Task description:
Below are some records. Say how many of their lines contain the string "logo", and give nothing but the number.

Stored rows:
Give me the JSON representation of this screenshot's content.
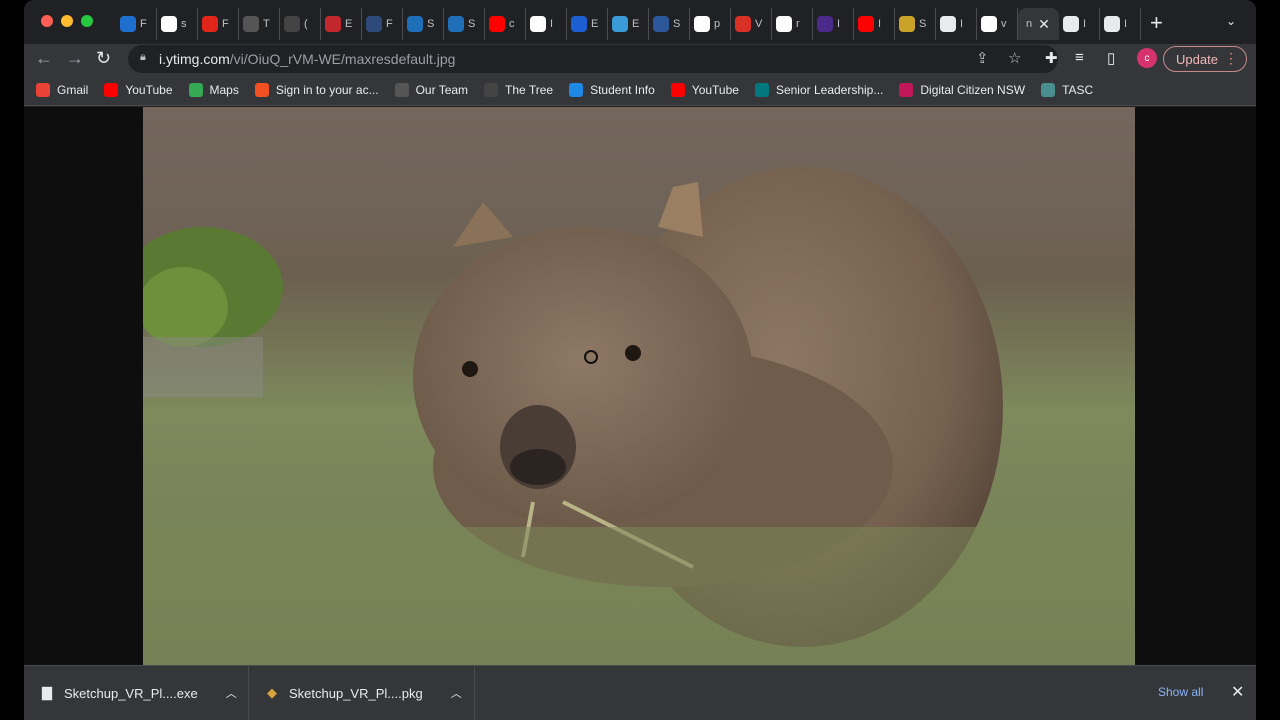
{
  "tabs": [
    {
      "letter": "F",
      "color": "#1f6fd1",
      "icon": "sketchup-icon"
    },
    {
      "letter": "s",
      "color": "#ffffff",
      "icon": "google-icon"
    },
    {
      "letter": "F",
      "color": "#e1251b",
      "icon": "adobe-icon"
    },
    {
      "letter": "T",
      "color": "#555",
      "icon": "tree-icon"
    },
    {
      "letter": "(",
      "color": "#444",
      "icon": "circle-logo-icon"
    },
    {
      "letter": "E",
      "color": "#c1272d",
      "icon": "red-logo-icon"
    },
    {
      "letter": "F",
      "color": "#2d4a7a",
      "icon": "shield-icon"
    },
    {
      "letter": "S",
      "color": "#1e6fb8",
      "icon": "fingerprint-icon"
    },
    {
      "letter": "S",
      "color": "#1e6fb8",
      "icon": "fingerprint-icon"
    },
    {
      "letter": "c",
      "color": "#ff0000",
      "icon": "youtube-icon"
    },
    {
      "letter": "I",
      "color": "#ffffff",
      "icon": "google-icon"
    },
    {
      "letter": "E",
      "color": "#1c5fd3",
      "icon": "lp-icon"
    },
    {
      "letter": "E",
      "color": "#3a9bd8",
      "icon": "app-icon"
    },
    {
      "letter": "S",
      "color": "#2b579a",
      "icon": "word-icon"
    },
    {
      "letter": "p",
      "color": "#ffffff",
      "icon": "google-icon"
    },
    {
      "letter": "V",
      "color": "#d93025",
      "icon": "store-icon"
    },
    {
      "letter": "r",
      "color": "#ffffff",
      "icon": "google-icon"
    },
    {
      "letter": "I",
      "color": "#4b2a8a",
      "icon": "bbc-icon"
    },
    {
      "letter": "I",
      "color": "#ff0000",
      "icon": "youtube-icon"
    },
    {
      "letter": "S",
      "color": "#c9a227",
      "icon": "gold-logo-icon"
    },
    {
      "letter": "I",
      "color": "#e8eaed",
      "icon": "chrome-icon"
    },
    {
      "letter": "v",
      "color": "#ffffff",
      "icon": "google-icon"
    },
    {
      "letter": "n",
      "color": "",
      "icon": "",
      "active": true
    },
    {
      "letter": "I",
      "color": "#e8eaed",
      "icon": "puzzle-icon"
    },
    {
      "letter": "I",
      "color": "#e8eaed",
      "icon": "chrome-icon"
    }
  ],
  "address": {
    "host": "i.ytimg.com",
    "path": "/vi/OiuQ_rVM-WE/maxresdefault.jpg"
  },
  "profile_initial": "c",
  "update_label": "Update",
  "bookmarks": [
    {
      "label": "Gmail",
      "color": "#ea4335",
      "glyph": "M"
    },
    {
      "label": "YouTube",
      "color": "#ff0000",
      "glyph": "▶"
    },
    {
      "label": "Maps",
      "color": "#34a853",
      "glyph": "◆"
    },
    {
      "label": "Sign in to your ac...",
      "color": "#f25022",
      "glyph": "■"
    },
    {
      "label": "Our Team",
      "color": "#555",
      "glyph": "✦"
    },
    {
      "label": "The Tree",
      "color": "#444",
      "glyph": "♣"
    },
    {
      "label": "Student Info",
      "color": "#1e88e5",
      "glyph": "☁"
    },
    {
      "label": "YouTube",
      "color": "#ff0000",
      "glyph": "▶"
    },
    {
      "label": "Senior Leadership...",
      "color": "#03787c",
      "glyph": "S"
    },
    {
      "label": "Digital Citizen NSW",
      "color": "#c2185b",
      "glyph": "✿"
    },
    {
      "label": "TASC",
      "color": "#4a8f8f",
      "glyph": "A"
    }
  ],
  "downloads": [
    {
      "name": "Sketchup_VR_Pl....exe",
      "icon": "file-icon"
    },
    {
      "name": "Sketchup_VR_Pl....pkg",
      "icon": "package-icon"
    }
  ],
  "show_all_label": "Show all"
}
---
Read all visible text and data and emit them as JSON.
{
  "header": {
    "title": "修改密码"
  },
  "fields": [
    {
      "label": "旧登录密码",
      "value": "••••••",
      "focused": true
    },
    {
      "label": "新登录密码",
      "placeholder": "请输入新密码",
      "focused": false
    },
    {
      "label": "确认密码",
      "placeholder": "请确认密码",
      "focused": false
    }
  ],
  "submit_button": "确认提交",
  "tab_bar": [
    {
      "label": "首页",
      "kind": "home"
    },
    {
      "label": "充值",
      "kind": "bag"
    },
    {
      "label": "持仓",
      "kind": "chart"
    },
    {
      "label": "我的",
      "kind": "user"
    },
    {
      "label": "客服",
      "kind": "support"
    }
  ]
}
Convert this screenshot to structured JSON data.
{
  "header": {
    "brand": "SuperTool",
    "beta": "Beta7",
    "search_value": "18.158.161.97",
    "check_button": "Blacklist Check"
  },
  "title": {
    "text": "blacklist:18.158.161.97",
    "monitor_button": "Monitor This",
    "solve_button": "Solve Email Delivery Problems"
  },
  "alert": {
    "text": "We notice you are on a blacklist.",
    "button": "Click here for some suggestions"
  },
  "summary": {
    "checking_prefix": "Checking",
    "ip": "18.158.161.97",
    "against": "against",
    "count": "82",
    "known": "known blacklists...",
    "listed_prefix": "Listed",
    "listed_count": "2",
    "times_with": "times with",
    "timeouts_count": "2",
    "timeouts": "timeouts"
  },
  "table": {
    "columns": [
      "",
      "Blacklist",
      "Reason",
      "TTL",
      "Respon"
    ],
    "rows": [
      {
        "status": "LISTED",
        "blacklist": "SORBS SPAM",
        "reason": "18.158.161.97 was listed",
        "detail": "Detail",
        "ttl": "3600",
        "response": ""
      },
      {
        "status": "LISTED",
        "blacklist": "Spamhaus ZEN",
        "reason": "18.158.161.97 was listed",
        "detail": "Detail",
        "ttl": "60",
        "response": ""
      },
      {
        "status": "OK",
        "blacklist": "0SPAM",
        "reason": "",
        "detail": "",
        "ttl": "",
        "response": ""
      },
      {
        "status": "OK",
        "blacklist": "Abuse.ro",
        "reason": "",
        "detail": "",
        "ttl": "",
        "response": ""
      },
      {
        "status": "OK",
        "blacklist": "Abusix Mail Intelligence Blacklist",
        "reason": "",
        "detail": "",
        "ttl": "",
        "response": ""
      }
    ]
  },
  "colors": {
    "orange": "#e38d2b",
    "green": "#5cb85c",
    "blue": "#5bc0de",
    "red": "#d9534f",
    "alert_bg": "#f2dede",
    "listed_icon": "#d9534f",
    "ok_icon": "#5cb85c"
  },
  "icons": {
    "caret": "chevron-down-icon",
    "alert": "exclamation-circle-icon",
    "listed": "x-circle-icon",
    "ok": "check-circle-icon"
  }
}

Full response:
3